### Task requirements
Look through the records below and collect all lines that hold the string "rates".

Dataset entries on figures
━━━
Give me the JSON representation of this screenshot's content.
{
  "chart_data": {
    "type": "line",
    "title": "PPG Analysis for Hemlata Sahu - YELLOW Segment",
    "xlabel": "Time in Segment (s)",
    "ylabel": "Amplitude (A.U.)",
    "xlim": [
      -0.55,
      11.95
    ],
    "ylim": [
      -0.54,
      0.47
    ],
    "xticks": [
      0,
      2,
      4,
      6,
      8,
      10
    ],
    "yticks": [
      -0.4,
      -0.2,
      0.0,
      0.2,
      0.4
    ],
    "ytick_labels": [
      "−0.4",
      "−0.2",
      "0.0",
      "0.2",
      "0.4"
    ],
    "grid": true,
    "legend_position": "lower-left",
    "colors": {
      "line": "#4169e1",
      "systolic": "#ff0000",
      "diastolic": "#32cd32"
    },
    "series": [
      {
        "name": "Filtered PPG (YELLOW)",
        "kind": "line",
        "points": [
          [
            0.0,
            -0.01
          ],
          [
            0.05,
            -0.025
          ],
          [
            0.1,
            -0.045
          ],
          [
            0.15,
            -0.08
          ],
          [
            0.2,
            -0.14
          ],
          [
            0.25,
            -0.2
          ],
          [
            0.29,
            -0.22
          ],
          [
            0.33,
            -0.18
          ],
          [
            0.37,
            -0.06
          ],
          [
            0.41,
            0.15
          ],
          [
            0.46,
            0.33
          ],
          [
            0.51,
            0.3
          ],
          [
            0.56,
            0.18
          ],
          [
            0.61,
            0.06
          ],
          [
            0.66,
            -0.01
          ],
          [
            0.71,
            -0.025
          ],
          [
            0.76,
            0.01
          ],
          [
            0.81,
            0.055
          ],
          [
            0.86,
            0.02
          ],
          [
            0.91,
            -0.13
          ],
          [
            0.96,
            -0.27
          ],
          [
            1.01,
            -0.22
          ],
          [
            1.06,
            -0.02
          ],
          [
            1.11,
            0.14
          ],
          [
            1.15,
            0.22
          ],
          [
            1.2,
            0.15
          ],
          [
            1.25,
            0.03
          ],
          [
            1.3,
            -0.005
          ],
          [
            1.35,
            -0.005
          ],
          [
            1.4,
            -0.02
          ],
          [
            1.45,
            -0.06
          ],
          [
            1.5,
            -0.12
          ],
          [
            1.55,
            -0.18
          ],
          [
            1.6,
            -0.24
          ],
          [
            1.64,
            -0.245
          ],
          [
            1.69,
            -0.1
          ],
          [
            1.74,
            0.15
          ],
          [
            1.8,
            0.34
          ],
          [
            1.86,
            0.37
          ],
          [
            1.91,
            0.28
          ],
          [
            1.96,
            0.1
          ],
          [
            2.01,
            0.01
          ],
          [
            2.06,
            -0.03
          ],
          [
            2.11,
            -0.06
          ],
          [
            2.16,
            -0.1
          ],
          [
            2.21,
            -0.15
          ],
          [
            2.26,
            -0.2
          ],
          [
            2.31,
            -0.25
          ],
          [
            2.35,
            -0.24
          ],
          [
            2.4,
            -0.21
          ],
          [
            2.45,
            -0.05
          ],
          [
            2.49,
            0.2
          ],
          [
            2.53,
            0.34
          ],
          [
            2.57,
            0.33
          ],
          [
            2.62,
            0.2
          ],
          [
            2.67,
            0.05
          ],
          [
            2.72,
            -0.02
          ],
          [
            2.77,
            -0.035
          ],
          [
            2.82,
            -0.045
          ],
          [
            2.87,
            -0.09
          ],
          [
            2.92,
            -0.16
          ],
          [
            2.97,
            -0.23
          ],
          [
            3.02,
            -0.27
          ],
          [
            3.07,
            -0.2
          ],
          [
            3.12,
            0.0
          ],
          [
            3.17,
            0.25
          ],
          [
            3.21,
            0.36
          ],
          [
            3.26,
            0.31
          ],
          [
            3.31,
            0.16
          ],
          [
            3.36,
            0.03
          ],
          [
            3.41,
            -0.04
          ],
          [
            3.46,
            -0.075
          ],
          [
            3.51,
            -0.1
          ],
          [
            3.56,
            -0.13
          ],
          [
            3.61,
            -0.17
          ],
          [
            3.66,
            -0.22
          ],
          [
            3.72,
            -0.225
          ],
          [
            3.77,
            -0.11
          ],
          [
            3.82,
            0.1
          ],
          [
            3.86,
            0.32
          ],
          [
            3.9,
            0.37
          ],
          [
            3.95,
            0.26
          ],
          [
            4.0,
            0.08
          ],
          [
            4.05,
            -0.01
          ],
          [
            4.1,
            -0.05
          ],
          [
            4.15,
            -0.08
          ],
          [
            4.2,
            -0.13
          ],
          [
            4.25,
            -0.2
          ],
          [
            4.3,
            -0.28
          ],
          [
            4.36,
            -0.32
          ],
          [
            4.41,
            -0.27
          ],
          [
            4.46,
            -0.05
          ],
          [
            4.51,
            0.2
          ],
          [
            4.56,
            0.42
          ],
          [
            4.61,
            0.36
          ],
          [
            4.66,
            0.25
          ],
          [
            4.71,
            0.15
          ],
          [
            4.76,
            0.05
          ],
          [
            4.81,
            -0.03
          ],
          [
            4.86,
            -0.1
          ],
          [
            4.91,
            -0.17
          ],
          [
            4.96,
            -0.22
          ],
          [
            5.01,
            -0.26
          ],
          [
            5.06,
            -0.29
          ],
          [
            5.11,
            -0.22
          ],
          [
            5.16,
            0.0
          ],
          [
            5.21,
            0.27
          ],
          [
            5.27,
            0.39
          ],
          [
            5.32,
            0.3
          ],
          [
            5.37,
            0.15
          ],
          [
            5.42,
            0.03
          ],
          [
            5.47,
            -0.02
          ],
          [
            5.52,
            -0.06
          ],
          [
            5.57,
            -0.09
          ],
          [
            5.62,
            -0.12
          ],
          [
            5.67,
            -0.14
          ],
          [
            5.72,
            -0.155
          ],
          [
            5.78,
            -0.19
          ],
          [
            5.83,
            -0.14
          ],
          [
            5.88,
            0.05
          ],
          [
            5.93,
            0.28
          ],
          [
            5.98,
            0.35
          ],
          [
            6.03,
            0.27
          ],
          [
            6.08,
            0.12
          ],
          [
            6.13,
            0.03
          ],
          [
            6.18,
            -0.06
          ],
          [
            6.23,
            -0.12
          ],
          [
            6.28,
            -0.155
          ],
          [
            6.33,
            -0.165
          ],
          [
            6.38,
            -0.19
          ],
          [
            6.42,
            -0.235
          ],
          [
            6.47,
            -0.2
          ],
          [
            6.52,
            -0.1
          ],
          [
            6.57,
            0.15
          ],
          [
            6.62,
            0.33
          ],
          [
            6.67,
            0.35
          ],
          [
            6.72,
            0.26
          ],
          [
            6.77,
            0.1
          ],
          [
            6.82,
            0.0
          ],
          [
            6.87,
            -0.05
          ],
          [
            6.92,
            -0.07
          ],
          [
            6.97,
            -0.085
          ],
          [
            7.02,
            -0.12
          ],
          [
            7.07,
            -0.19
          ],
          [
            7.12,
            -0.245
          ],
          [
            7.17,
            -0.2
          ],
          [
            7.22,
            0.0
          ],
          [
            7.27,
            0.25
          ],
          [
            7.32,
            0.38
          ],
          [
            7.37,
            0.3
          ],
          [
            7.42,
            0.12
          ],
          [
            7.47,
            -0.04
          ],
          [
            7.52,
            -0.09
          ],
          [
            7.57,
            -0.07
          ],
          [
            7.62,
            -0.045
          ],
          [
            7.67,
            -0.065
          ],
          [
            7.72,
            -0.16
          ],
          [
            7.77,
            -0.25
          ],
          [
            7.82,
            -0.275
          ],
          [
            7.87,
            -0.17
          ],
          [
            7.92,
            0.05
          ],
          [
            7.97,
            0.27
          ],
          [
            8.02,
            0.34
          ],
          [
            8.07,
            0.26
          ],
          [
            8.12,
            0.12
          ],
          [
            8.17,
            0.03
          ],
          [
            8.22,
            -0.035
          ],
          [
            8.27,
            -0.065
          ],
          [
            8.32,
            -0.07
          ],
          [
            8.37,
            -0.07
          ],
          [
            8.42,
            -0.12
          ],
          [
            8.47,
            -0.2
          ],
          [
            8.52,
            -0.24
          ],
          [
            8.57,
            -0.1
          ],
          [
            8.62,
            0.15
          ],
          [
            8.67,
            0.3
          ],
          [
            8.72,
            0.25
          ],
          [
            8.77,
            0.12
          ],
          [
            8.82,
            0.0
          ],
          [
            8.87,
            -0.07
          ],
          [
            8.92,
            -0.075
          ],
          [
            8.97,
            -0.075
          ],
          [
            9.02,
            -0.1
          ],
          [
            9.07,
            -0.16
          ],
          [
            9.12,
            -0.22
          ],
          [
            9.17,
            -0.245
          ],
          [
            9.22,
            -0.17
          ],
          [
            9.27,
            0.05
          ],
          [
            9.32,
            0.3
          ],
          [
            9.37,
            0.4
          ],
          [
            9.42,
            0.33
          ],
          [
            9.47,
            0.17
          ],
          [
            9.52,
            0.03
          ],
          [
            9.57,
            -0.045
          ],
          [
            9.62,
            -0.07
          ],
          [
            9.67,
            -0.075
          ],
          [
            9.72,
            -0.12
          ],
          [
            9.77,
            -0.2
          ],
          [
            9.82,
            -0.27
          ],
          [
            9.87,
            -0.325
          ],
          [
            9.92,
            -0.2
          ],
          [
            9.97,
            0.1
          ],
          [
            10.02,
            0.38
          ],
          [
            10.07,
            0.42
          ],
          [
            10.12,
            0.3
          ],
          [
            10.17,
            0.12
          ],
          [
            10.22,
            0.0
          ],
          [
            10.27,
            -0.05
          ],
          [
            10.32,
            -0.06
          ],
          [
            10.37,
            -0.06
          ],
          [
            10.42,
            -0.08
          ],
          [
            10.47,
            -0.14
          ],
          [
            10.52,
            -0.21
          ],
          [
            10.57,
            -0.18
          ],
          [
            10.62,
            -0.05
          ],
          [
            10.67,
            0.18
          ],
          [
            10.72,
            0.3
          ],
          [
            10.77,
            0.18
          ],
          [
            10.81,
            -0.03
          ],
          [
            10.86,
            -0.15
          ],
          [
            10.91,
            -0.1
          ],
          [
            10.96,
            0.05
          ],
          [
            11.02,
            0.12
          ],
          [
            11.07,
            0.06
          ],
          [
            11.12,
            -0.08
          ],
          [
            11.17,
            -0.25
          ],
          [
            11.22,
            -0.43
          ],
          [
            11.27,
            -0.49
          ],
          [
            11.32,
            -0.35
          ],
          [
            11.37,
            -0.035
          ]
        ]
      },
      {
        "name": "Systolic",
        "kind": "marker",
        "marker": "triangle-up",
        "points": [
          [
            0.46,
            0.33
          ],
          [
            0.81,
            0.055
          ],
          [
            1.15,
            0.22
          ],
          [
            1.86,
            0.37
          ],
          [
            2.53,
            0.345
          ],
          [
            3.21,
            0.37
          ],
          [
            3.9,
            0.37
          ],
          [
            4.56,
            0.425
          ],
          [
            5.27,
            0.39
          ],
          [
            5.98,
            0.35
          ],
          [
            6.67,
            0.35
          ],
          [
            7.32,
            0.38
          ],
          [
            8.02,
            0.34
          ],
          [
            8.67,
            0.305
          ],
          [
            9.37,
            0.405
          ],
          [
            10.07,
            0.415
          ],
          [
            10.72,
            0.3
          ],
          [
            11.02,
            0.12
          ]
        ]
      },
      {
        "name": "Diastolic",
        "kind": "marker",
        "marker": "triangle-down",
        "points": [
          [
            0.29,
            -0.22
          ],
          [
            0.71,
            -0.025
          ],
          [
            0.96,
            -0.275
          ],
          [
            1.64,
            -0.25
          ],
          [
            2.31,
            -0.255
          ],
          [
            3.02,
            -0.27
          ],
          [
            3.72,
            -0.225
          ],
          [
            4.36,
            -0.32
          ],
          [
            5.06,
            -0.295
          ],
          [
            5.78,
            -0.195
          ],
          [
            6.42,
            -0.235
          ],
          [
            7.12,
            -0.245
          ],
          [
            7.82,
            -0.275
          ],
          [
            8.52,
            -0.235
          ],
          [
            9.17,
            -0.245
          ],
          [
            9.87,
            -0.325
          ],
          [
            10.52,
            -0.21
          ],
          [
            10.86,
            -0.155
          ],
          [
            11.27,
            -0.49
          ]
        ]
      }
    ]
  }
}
━━━
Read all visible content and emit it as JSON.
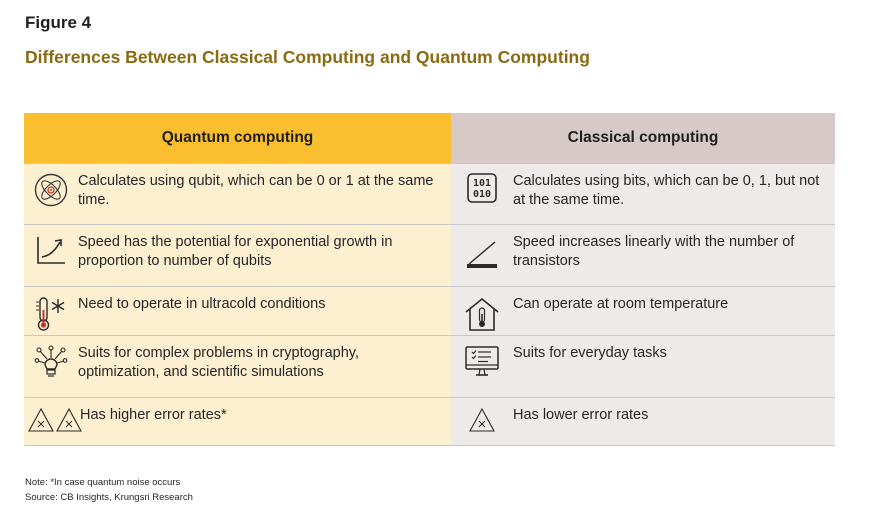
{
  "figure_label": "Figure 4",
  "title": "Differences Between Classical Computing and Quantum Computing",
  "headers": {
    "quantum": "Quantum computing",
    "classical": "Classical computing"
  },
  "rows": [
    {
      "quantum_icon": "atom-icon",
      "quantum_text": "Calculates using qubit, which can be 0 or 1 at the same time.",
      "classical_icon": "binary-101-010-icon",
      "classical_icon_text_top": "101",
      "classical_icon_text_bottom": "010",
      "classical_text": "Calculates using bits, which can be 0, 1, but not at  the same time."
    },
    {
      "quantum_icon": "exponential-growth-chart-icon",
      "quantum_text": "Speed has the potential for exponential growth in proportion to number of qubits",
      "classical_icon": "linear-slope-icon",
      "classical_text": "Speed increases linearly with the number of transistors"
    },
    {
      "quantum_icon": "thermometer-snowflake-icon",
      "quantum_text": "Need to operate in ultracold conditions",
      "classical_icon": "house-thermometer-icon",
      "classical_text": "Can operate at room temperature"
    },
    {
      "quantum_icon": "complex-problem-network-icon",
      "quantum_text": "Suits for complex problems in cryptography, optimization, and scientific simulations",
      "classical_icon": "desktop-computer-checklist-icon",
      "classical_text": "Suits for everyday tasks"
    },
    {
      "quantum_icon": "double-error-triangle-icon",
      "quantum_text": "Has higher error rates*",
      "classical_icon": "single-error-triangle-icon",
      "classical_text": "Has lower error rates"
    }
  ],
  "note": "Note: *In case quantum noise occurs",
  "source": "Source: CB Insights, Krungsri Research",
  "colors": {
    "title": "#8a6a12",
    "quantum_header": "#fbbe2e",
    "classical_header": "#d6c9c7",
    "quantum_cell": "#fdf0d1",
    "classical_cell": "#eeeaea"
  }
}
━━━
### Right answer
      "quantum_text": "Has higher error rates*",
      "classical_text": "Has lower error rates"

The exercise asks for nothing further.